— Start RECORDS FOR THIS TASK —
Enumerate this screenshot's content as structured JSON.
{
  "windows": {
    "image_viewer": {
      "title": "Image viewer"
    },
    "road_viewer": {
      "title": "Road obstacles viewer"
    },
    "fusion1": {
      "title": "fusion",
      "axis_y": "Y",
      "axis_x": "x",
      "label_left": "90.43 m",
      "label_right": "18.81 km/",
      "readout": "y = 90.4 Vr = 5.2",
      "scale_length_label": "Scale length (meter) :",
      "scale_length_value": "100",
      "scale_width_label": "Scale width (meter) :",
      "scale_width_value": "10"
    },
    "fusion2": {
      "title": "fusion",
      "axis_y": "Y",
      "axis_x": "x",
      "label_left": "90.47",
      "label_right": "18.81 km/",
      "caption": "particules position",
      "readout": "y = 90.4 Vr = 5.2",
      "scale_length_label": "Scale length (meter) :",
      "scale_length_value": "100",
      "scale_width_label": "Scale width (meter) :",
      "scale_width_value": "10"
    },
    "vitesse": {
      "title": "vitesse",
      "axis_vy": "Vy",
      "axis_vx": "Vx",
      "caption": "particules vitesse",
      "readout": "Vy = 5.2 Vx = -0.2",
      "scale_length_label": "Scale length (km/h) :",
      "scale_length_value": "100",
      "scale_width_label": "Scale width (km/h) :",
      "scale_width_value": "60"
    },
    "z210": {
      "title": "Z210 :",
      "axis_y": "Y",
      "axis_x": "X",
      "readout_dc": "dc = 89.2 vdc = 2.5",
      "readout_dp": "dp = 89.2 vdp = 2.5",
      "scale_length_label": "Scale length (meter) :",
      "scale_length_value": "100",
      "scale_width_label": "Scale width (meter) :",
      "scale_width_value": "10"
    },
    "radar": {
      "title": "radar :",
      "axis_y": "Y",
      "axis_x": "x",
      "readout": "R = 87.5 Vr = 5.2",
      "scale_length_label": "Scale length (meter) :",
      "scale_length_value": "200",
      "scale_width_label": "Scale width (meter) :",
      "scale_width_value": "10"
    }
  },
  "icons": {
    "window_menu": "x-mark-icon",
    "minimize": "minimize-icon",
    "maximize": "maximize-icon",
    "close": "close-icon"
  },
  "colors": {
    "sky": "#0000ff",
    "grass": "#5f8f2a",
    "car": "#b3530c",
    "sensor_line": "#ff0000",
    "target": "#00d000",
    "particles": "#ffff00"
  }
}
— End RECORDS FOR THIS TASK —
- **PROBLEM TO WORK ON**
Please restate the whole listing word for word.

- **TASK ANSWER**
Enumerate this screenshot's content as structured JSON.
{
  "windows": {
    "image_viewer": {
      "title": "Image viewer"
    },
    "road_viewer": {
      "title": "Road obstacles viewer"
    },
    "fusion1": {
      "title": "fusion",
      "axis_y": "Y",
      "axis_x": "x",
      "label_left": "90.43 m",
      "label_right": "18.81 km/",
      "readout": "y = 90.4 Vr = 5.2",
      "scale_length_label": "Scale length (meter) :",
      "scale_length_value": "100",
      "scale_width_label": "Scale width (meter) :",
      "scale_width_value": "10"
    },
    "fusion2": {
      "title": "fusion",
      "axis_y": "Y",
      "axis_x": "x",
      "label_left": "90.47",
      "label_right": "18.81 km/",
      "caption": "particules position",
      "readout": "y = 90.4 Vr = 5.2",
      "scale_length_label": "Scale length (meter) :",
      "scale_length_value": "100",
      "scale_width_label": "Scale width (meter) :",
      "scale_width_value": "10"
    },
    "vitesse": {
      "title": "vitesse",
      "axis_vy": "Vy",
      "axis_vx": "Vx",
      "caption": "particules vitesse",
      "readout": "Vy = 5.2 Vx = -0.2",
      "scale_length_label": "Scale length (km/h) :",
      "scale_length_value": "100",
      "scale_width_label": "Scale width (km/h) :",
      "scale_width_value": "60"
    },
    "z210": {
      "title": "Z210 :",
      "axis_y": "Y",
      "axis_x": "X",
      "readout_dc": "dc = 89.2 vdc = 2.5",
      "readout_dp": "dp = 89.2 vdp = 2.5",
      "scale_length_label": "Scale length (meter) :",
      "scale_length_value": "100",
      "scale_width_label": "Scale width (meter) :",
      "scale_width_value": "10"
    },
    "radar": {
      "title": "radar :",
      "axis_y": "Y",
      "axis_x": "x",
      "readout": "R = 87.5 Vr = 5.2",
      "scale_length_label": "Scale length (meter) :",
      "scale_length_value": "200",
      "scale_width_label": "Scale width (meter) :",
      "scale_width_value": "10"
    }
  },
  "icons": {
    "window_menu": "x-mark-icon",
    "minimize": "minimize-icon",
    "maximize": "maximize-icon",
    "close": "close-icon"
  },
  "colors": {
    "sky": "#0000ff",
    "grass": "#5f8f2a",
    "car": "#b3530c",
    "sensor_line": "#ff0000",
    "target": "#00d000",
    "particles": "#ffff00"
  }
}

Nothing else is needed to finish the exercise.